(Dataset items)
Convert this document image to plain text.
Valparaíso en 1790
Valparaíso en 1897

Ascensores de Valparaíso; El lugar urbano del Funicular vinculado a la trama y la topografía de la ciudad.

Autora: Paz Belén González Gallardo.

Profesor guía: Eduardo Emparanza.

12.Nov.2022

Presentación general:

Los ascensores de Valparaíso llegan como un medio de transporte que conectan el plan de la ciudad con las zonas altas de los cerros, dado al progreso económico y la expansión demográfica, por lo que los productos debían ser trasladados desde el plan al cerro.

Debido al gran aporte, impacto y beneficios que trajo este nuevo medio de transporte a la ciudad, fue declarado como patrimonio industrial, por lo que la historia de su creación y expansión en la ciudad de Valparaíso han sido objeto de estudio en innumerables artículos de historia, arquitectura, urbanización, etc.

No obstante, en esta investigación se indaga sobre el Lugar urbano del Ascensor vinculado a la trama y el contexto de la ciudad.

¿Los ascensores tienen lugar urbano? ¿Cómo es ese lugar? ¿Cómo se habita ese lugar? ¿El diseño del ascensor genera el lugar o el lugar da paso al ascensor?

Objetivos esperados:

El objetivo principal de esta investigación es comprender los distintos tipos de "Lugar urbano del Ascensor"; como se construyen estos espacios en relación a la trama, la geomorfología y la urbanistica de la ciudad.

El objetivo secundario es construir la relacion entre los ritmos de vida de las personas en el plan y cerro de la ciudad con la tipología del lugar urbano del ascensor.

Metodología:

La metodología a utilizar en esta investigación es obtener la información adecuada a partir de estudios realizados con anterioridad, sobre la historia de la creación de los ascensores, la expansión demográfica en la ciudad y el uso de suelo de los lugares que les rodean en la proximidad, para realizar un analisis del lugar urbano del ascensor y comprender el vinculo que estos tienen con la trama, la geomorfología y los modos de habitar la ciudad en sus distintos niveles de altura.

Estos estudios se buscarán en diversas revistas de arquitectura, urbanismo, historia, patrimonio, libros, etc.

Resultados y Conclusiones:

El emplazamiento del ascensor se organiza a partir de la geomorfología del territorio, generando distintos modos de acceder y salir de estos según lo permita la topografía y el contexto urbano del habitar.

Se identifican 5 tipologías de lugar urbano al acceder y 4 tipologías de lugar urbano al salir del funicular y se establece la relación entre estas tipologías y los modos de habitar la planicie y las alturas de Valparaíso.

▶ What this task involves
Write out all the lines again, exactly as they are.

▶ Response to the exercise
Convert this document image to plain text.
Valparaíso en 1790
Valparaíso en 1897

Ascensores de Valparaíso; El lugar urbano del Funicular vinculado a la trama y la topografía de la ciudad.

Autora: Paz Belén González Gallardo.

Profesor guía: Eduardo Emparanza.

12.Nov.2022

Presentación general:

Los ascensores de Valparaíso llegan como un medio de transporte que conectan el plan de la ciudad con las zonas altas de los cerros, dado al progreso económico y la expansión demográfica, por lo que los productos debían ser trasladados desde el plan al cerro.

Debido al gran aporte, impacto y beneficios que trajo este nuevo medio de transporte a la ciudad, fue declarado como patrimonio industrial, por lo que la historia de su creación y expansión en la ciudad de Valparaíso han sido objeto de estudio en innumerables artículos de historia, arquitectura, urbanización, etc.

No obstante, en esta investigación se indaga sobre el Lugar urbano del Ascensor vinculado a la trama y el contexto de la ciudad.

¿Los ascensores tienen lugar urbano? ¿Cómo es ese lugar? ¿Cómo se habita ese lugar? ¿El diseño del ascensor genera el lugar o el lugar da paso al ascensor?

Objetivos esperados:

El objetivo principal de esta investigación es comprender los distintos tipos de "Lugar urbano del Ascensor"; como se construyen estos espacios en relación a la trama, la geomorfología y la urbanistica de la ciudad.

El objetivo secundario es construir la relacion entre los ritmos de vida de las personas en el plan y cerro de la ciudad con la tipología del lugar urbano del ascensor.

Metodología:

La metodología a utilizar en esta investigación es obtener la información adecuada a partir de estudios realizados con anterioridad, sobre la historia de la creación de los ascensores, la expansión demográfica en la ciudad y el uso de suelo de los lugares que les rodean en la proximidad, para realizar un analisis del lugar urbano del ascensor y comprender el vinculo que estos tienen con la trama, la geomorfología y los modos de habitar la ciudad en sus distintos niveles de altura.

Estos estudios se buscarán en diversas revistas de arquitectura, urbanismo, historia, patrimonio, libros, etc.

Resultados y Conclusiones:

El emplazamiento del ascensor se organiza a partir de la geomorfología del territorio, generando distintos modos de acceder y salir de estos según lo permita la topografía y el contexto urbano del habitar.

Se identifican 5 tipologías de lugar urbano al acceder y 4 tipologías de lugar urbano al salir del funicular y se establece la relación entre estas tipologías y los modos de habitar la planicie y las alturas de Valparaíso.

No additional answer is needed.